GIVEN RECORDS ::
— begin —

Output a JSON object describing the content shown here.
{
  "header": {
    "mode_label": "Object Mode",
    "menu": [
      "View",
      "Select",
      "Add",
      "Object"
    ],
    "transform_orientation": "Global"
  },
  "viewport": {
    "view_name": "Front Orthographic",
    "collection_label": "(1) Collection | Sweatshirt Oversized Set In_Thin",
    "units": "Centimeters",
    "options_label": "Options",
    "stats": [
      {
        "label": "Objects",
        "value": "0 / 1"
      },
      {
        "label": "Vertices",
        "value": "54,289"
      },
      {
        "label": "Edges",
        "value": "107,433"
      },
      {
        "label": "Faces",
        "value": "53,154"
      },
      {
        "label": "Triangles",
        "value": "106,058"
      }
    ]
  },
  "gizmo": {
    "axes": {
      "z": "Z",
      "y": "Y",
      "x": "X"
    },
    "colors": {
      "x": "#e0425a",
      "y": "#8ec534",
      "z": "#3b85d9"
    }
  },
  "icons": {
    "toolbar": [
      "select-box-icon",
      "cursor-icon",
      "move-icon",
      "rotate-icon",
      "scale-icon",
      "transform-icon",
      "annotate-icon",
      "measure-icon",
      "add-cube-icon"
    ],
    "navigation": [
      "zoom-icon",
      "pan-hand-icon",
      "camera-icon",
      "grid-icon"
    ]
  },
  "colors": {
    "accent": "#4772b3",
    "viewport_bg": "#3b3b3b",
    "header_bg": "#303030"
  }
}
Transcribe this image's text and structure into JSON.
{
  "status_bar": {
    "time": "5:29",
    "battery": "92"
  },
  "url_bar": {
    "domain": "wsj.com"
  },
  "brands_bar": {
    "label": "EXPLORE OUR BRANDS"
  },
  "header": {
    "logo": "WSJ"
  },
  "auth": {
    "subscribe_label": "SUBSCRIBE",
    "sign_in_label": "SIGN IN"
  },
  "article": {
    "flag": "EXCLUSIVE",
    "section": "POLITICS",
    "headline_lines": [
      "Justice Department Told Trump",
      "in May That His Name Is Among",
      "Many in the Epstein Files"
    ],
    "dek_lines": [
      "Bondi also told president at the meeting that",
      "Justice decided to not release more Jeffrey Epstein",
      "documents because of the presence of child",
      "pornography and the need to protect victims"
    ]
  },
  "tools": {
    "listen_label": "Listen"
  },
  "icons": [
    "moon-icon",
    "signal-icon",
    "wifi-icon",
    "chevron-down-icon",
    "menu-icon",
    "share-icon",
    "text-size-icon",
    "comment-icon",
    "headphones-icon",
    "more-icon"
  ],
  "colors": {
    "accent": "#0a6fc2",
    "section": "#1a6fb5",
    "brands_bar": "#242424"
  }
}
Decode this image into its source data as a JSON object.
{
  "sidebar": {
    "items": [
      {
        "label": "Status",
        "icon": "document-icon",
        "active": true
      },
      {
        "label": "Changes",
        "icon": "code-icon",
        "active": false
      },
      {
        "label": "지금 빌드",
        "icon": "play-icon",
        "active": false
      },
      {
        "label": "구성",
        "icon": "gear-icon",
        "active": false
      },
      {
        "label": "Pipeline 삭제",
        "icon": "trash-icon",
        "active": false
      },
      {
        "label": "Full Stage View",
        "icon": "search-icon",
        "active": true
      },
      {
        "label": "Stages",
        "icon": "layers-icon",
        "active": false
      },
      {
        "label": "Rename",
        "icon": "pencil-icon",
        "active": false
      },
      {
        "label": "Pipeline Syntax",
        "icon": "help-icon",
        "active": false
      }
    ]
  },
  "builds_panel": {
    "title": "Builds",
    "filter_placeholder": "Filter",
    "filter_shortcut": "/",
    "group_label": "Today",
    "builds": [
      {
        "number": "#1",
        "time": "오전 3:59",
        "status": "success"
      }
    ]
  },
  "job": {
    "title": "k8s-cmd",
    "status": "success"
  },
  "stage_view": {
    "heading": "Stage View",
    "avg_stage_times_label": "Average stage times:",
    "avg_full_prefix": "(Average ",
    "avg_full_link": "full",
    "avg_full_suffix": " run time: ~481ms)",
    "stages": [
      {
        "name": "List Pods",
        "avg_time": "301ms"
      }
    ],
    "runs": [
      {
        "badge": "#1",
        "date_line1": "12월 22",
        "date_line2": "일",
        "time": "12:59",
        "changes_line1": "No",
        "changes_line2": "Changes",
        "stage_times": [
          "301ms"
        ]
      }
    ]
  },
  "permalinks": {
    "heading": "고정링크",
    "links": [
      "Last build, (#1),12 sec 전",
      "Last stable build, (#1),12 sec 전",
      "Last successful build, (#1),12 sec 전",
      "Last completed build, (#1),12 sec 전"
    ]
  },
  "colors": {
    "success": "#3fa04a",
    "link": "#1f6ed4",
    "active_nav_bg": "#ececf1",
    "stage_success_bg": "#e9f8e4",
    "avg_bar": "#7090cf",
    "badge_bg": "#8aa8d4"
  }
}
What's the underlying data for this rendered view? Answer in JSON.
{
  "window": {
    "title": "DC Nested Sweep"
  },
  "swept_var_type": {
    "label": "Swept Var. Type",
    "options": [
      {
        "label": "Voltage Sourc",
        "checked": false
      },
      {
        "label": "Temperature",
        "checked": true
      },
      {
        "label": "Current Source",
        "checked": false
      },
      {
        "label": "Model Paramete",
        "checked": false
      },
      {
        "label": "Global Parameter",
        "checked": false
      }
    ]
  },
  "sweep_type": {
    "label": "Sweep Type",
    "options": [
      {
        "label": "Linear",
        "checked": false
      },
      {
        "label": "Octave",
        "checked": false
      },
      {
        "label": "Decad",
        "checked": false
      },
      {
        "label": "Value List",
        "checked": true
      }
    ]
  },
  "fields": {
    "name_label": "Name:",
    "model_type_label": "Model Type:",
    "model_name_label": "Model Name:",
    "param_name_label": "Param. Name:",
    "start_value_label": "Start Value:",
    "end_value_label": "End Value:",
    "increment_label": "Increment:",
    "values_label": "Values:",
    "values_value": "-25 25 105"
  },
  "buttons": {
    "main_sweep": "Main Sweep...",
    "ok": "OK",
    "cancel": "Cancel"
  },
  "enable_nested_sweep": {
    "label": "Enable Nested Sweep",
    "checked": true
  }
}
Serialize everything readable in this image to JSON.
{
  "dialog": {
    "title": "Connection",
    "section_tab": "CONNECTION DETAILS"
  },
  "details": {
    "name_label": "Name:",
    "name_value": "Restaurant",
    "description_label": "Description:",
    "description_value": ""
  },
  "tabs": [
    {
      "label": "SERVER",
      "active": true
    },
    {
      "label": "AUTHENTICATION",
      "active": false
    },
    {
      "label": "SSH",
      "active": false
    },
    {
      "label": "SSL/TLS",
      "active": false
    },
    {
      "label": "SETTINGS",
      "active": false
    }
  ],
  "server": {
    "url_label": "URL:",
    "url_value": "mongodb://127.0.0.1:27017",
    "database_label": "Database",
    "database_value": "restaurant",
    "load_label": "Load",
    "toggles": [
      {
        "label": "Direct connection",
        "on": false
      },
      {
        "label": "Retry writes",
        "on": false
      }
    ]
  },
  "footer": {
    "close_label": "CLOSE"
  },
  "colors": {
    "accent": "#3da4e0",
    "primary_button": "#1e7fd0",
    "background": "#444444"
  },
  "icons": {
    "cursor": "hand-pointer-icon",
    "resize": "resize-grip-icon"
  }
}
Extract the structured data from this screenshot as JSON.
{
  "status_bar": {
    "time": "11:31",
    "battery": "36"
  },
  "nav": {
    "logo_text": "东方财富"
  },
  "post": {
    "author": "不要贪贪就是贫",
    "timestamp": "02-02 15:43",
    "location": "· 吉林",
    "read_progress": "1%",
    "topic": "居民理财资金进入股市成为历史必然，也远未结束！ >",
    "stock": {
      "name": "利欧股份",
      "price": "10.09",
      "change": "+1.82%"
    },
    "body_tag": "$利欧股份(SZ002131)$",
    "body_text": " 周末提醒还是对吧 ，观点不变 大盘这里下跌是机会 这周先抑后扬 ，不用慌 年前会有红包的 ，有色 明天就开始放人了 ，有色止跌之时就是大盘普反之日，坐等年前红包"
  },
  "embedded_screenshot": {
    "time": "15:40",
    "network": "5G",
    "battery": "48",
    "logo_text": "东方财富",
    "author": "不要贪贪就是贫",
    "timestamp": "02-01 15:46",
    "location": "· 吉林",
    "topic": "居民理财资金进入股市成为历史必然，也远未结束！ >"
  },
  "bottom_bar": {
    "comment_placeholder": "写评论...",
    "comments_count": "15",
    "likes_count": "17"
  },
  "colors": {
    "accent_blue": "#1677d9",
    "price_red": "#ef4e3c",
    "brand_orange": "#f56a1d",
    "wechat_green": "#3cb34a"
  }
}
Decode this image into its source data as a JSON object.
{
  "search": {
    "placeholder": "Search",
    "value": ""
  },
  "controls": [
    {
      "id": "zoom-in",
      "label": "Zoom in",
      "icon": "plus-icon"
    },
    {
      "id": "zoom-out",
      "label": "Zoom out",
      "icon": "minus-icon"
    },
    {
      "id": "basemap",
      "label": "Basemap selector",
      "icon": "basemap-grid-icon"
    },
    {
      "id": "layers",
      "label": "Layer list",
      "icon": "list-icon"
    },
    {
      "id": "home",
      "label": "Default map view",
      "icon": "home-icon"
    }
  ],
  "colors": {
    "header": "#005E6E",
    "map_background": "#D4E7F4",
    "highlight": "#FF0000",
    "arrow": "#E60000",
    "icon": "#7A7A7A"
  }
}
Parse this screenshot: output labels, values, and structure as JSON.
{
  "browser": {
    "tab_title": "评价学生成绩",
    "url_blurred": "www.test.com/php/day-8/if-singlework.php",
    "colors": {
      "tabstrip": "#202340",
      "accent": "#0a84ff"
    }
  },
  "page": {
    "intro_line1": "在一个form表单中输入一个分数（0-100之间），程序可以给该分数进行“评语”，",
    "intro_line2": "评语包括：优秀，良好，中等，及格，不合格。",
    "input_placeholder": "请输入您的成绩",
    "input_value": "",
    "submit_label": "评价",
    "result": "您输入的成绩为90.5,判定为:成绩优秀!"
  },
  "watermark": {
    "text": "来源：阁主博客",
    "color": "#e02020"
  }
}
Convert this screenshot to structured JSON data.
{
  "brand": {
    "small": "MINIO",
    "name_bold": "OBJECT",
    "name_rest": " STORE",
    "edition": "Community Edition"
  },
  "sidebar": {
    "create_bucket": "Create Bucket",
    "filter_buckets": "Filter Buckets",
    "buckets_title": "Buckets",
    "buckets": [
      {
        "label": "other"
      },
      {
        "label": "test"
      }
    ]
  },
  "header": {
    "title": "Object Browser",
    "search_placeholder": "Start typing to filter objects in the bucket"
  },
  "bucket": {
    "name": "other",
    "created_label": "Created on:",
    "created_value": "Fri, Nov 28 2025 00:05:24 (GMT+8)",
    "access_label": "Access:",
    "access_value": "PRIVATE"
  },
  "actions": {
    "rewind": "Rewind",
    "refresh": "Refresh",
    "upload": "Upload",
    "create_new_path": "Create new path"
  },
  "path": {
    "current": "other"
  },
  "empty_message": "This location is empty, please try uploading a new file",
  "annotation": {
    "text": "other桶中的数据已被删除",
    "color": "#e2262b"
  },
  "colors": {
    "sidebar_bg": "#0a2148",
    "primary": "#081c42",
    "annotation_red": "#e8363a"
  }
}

— end —

EXERCISE GOAL :: Pull every line containing the word "hand" out of the material and copy it.

EXPECTED ANSWER ::
      "pan-hand-icon",
    "cursor": "hand-pointer-icon",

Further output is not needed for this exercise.